▶ What to do
Answer with the number of lines in the listing below that contain the word "image", and nothing else.
───── Stored rows ─────
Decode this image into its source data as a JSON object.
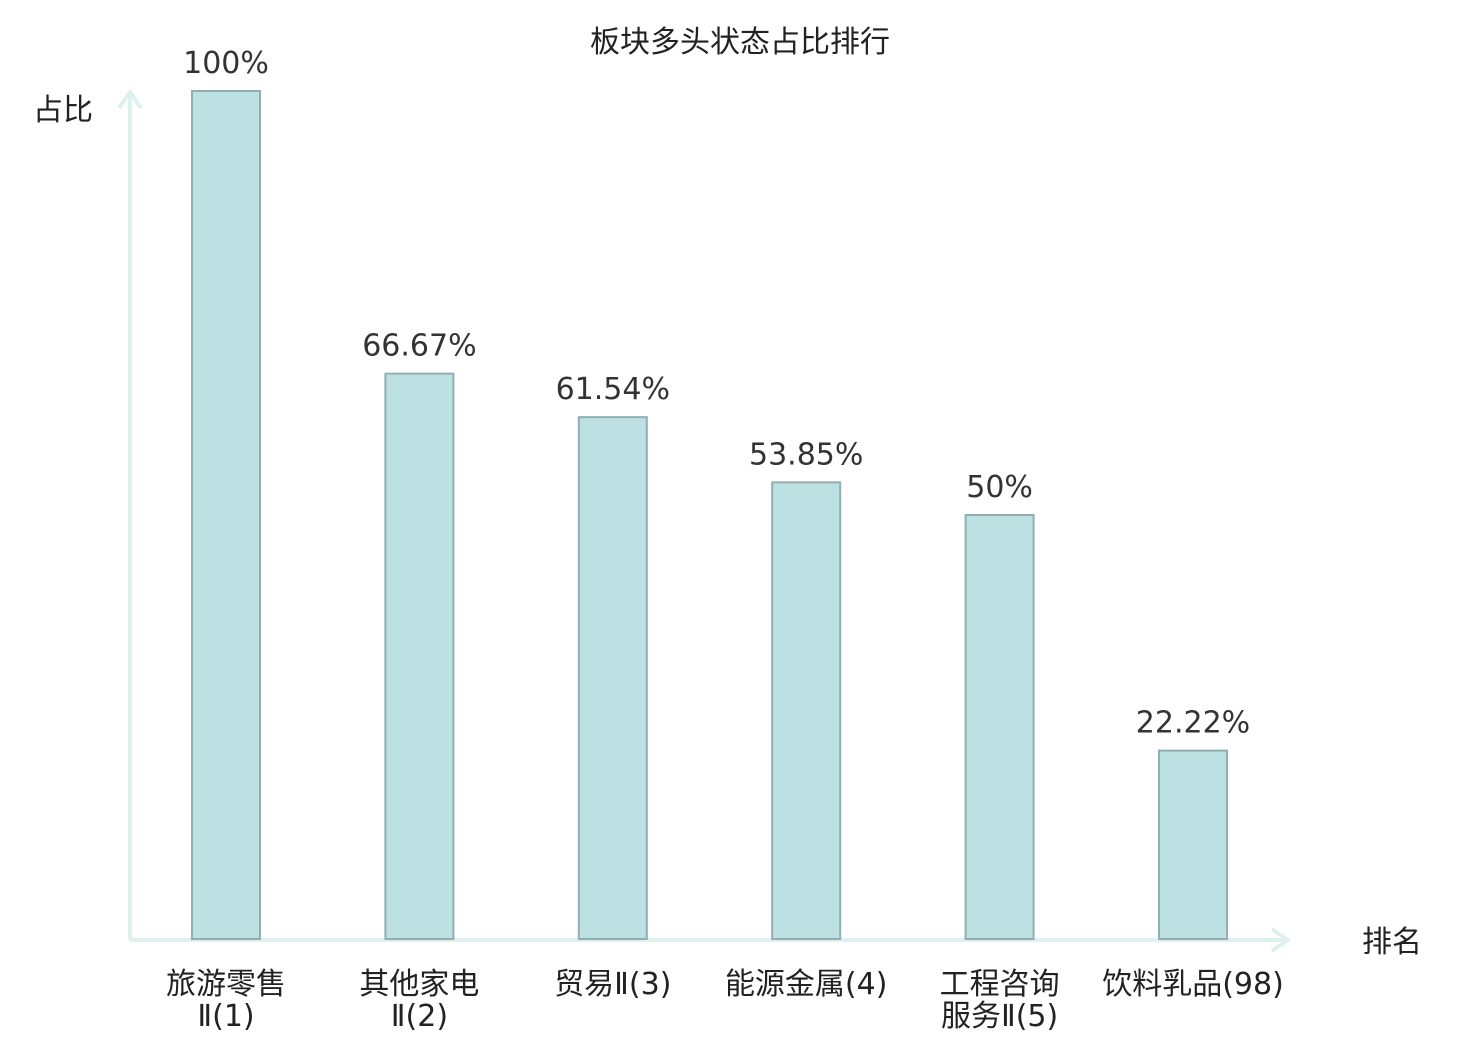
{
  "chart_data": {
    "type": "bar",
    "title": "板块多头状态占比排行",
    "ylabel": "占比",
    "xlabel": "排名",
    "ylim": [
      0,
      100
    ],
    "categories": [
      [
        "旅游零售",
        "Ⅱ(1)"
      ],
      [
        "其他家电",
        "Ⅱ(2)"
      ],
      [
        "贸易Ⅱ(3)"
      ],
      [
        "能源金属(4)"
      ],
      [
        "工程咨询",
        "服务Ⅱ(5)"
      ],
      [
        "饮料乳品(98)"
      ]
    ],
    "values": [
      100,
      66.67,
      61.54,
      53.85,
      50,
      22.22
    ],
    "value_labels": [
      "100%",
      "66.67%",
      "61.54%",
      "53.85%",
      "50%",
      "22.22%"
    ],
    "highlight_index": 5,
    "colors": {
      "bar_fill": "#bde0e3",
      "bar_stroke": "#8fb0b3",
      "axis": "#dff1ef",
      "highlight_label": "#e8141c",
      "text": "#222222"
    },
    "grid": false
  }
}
─────
───── Stored rows ─────
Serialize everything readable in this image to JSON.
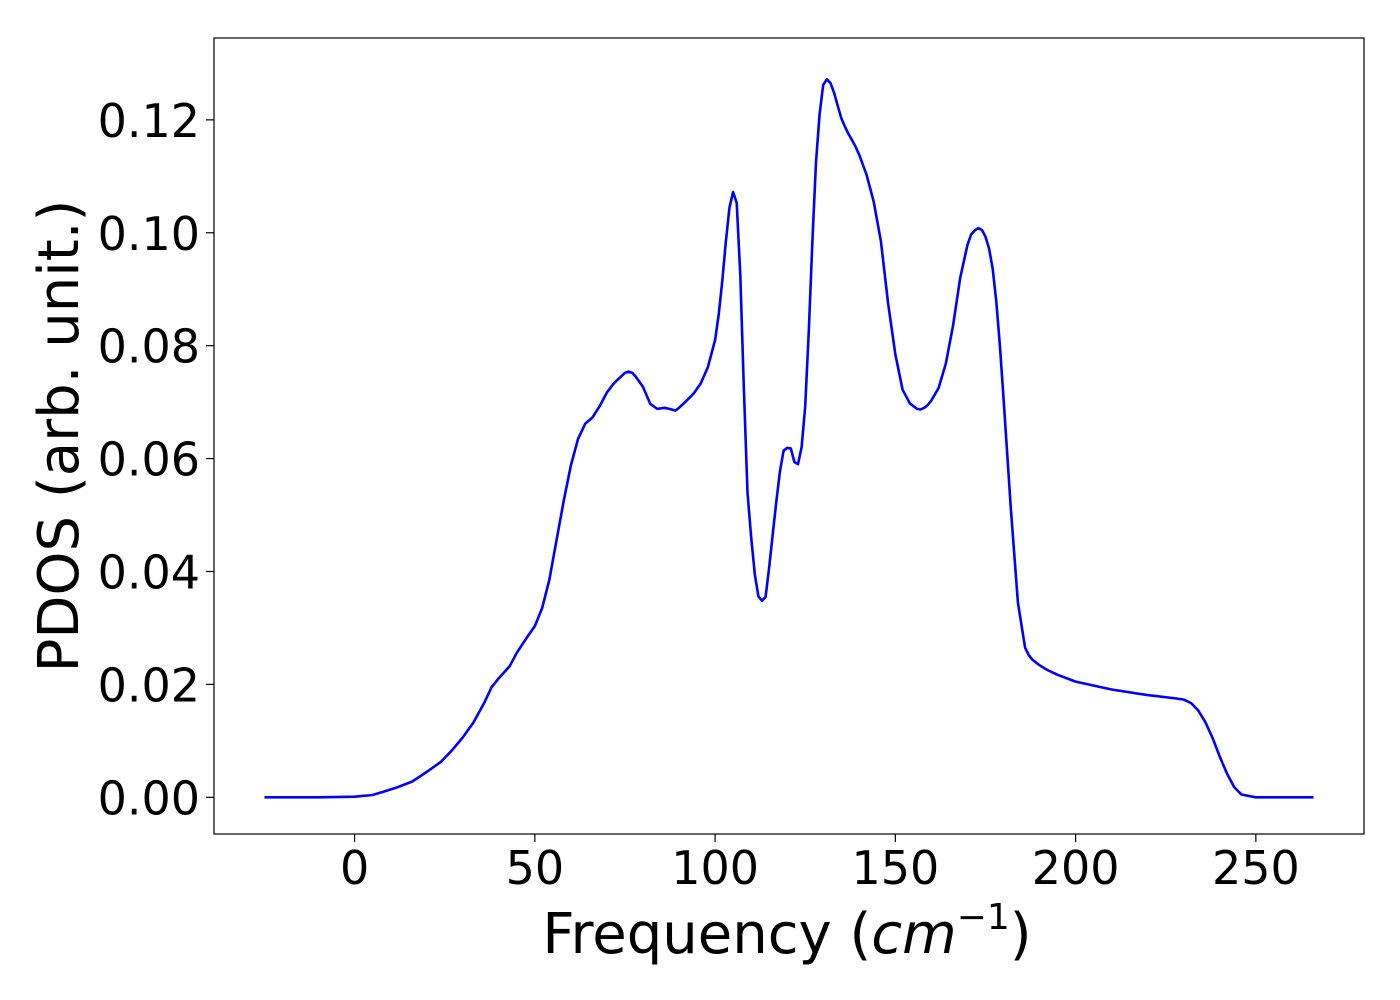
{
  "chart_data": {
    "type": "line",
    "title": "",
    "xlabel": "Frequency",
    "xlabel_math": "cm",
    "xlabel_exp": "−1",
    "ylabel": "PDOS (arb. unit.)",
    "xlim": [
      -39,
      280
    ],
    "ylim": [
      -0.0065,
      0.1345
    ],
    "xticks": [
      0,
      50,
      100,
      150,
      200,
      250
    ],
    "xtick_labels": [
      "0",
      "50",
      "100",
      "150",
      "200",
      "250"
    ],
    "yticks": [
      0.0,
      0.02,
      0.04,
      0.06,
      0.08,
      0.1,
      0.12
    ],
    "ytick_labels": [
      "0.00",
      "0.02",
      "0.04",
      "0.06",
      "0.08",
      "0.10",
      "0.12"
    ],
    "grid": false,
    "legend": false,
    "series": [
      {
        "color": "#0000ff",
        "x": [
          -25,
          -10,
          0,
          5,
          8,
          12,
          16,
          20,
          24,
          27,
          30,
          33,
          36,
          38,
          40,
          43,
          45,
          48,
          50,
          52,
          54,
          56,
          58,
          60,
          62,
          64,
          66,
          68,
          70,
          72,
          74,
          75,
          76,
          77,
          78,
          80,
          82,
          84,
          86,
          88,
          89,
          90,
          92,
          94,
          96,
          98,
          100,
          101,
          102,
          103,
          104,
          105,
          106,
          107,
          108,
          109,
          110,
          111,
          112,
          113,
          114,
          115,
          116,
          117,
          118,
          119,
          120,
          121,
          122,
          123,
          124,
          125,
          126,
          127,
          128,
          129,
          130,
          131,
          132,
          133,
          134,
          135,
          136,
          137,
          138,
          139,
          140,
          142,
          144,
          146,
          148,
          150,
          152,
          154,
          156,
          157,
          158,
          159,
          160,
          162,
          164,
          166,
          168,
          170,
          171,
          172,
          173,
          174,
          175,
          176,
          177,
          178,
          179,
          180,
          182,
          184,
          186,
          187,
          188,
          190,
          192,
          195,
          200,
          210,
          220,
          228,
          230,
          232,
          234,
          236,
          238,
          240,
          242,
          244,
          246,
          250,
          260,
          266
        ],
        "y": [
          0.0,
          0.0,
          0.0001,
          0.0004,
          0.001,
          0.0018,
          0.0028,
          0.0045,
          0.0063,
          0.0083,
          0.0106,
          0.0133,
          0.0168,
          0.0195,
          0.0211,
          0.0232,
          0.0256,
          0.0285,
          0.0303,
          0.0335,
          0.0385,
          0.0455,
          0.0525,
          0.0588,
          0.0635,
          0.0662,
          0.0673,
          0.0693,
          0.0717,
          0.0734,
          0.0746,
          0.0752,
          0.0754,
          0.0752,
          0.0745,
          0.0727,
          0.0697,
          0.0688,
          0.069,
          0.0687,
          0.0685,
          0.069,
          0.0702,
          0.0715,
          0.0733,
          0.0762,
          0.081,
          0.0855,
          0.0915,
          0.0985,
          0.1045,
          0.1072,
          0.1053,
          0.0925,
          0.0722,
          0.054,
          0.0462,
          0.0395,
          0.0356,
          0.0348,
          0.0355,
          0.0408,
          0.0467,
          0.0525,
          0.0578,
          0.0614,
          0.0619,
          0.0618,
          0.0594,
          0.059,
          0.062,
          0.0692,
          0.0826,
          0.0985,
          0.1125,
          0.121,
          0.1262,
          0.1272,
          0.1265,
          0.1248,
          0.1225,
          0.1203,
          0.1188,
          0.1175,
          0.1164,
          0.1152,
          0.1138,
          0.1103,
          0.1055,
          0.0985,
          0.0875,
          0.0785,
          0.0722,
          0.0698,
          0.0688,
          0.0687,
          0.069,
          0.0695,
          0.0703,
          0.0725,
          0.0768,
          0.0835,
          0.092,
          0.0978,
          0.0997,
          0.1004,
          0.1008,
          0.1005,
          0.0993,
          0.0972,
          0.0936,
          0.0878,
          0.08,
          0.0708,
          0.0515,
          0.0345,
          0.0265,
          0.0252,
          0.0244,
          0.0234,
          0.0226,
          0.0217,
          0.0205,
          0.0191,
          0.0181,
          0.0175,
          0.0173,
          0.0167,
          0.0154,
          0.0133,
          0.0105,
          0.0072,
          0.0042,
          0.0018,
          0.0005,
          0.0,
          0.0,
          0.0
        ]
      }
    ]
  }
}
─────
───── Stored rows ─────
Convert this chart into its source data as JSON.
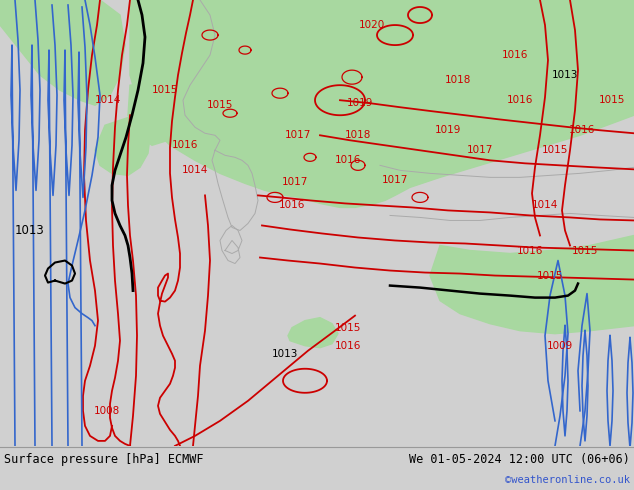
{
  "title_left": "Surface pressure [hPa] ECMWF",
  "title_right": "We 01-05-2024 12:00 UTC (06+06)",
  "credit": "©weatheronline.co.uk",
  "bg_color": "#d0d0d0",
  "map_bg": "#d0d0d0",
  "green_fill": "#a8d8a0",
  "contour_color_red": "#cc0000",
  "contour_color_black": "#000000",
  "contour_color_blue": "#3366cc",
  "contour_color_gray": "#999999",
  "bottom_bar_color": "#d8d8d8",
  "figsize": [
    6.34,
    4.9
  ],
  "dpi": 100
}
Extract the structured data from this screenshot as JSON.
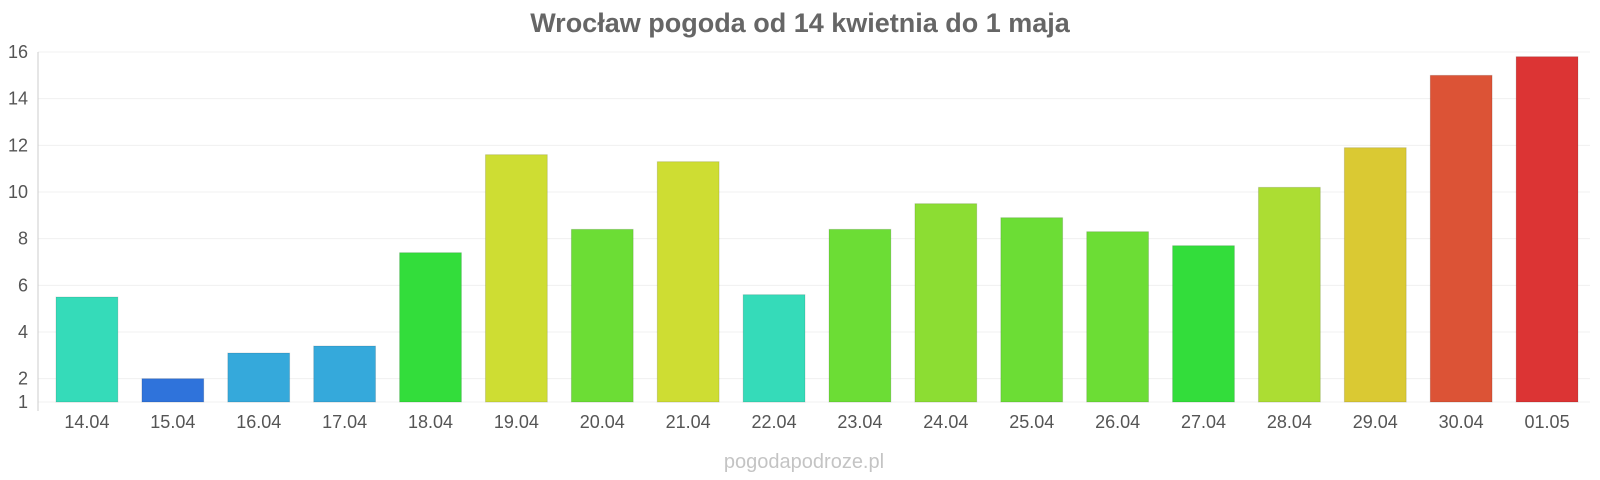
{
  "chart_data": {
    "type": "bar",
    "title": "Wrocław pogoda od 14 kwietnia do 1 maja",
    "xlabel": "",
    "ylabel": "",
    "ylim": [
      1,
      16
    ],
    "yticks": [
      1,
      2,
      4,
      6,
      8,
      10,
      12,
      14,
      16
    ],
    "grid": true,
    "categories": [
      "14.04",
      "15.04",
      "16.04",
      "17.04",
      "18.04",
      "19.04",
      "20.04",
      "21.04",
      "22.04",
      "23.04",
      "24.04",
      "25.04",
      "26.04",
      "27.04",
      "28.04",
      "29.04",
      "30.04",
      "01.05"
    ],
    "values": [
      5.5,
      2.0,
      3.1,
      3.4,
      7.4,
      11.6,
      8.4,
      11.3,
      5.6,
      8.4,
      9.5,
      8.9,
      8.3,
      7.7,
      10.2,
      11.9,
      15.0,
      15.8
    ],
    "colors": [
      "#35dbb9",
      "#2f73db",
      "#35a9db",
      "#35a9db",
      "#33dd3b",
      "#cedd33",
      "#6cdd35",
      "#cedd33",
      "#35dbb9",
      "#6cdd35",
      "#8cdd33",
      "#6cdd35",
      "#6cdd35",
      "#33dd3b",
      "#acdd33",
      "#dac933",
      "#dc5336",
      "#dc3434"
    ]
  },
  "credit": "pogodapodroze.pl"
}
─────
▶ Worked solution
2